Prompt - Every entry needs to be reproduced exactly.

[Records that describe figures]
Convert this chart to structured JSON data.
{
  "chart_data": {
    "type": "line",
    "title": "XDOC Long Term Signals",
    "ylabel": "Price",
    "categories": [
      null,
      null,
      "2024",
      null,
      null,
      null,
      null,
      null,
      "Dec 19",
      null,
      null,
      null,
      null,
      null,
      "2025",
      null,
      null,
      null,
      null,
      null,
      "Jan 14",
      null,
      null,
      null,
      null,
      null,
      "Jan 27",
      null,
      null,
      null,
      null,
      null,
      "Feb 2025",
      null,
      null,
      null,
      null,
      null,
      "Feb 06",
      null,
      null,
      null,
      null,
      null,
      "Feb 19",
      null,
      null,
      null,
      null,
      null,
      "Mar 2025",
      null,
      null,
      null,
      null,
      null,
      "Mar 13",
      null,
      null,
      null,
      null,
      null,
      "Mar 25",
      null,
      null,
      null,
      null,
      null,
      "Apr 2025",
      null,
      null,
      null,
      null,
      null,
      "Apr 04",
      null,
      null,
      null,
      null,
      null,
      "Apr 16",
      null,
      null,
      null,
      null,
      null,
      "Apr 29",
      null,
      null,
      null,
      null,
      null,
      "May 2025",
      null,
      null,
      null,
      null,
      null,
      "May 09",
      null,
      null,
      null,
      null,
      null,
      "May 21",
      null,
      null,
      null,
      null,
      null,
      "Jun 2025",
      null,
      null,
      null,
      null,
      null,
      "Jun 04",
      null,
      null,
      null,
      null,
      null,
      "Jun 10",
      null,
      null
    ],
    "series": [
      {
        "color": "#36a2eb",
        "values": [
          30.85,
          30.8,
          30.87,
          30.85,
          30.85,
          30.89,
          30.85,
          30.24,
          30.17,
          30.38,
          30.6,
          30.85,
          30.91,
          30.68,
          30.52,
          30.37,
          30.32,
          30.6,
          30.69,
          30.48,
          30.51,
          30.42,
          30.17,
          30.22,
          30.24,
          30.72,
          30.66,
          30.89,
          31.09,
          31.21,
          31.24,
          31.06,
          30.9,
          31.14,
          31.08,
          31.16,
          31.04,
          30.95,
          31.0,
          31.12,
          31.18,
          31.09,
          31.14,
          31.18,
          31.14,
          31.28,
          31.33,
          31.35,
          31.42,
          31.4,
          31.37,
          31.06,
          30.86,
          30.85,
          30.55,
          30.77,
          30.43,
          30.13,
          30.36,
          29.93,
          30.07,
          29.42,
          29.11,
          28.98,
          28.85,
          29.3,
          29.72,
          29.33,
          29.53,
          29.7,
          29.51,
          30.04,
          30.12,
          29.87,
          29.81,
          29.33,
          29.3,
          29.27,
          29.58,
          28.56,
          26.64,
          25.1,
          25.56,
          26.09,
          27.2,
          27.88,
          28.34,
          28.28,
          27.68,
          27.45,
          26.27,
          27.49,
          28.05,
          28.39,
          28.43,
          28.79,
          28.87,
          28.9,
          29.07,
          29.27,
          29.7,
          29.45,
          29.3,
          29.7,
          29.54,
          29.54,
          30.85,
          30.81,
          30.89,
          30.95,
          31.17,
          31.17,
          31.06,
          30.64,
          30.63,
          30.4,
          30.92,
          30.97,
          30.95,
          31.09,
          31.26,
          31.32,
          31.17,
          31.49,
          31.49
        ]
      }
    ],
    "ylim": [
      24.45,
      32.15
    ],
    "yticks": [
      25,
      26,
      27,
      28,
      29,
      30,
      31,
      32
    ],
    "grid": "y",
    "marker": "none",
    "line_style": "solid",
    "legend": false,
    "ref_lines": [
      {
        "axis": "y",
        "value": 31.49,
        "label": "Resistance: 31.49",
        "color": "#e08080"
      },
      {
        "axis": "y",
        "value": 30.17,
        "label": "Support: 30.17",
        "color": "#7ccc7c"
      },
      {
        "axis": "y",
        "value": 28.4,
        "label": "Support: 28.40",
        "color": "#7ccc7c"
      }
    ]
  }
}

Output for this task -
Convert this chart to structured JSON data.
{
  "chart_data": {
    "type": "line",
    "title": "XDOC Long Term Signals",
    "ylabel": "Price",
    "categories": [
      null,
      null,
      "2024",
      null,
      null,
      null,
      null,
      null,
      "Dec 19",
      null,
      null,
      null,
      null,
      null,
      "2025",
      null,
      null,
      null,
      null,
      null,
      "Jan 14",
      null,
      null,
      null,
      null,
      null,
      "Jan 27",
      null,
      null,
      null,
      null,
      null,
      "Feb 2025",
      null,
      null,
      null,
      null,
      null,
      "Feb 06",
      null,
      null,
      null,
      null,
      null,
      "Feb 19",
      null,
      null,
      null,
      null,
      null,
      "Mar 2025",
      null,
      null,
      null,
      null,
      null,
      "Mar 13",
      null,
      null,
      null,
      null,
      null,
      "Mar 25",
      null,
      null,
      null,
      null,
      null,
      "Apr 2025",
      null,
      null,
      null,
      null,
      null,
      "Apr 04",
      null,
      null,
      null,
      null,
      null,
      "Apr 16",
      null,
      null,
      null,
      null,
      null,
      "Apr 29",
      null,
      null,
      null,
      null,
      null,
      "May 2025",
      null,
      null,
      null,
      null,
      null,
      "May 09",
      null,
      null,
      null,
      null,
      null,
      "May 21",
      null,
      null,
      null,
      null,
      null,
      "Jun 2025",
      null,
      null,
      null,
      null,
      null,
      "Jun 04",
      null,
      null,
      null,
      null,
      null,
      "Jun 10",
      null,
      null
    ],
    "series": [
      {
        "color": "#36a2eb",
        "values": [
          30.85,
          30.8,
          30.87,
          30.85,
          30.85,
          30.89,
          30.85,
          30.24,
          30.17,
          30.38,
          30.6,
          30.85,
          30.91,
          30.68,
          30.52,
          30.37,
          30.32,
          30.6,
          30.69,
          30.48,
          30.51,
          30.42,
          30.17,
          30.22,
          30.24,
          30.72,
          30.66,
          30.89,
          31.09,
          31.21,
          31.24,
          31.06,
          30.9,
          31.14,
          31.08,
          31.16,
          31.04,
          30.95,
          31.0,
          31.12,
          31.18,
          31.09,
          31.14,
          31.18,
          31.14,
          31.28,
          31.33,
          31.35,
          31.42,
          31.4,
          31.37,
          31.06,
          30.86,
          30.85,
          30.55,
          30.77,
          30.43,
          30.13,
          30.36,
          29.93,
          30.07,
          29.42,
          29.11,
          28.98,
          28.85,
          29.3,
          29.72,
          29.33,
          29.53,
          29.7,
          29.51,
          30.04,
          30.12,
          29.87,
          29.81,
          29.33,
          29.3,
          29.27,
          29.58,
          28.56,
          26.64,
          25.1,
          25.56,
          26.09,
          27.2,
          27.88,
          28.34,
          28.28,
          27.68,
          27.45,
          26.27,
          27.49,
          28.05,
          28.39,
          28.43,
          28.79,
          28.87,
          28.9,
          29.07,
          29.27,
          29.7,
          29.45,
          29.3,
          29.7,
          29.54,
          29.54,
          30.85,
          30.81,
          30.89,
          30.95,
          31.17,
          31.17,
          31.06,
          30.64,
          30.63,
          30.4,
          30.92,
          30.97,
          30.95,
          31.09,
          31.26,
          31.32,
          31.17,
          31.49,
          31.49
        ]
      }
    ],
    "ylim": [
      24.45,
      32.15
    ],
    "yticks": [
      25,
      26,
      27,
      28,
      29,
      30,
      31,
      32
    ],
    "grid": "y",
    "marker": "none",
    "line_style": "solid",
    "legend": false,
    "ref_lines": [
      {
        "axis": "y",
        "value": 31.49,
        "label": "Resistance: 31.49",
        "color": "#e08080"
      },
      {
        "axis": "y",
        "value": 30.17,
        "label": "Support: 30.17",
        "color": "#7ccc7c"
      },
      {
        "axis": "y",
        "value": 28.4,
        "label": "Support: 28.40",
        "color": "#7ccc7c"
      }
    ]
  }
}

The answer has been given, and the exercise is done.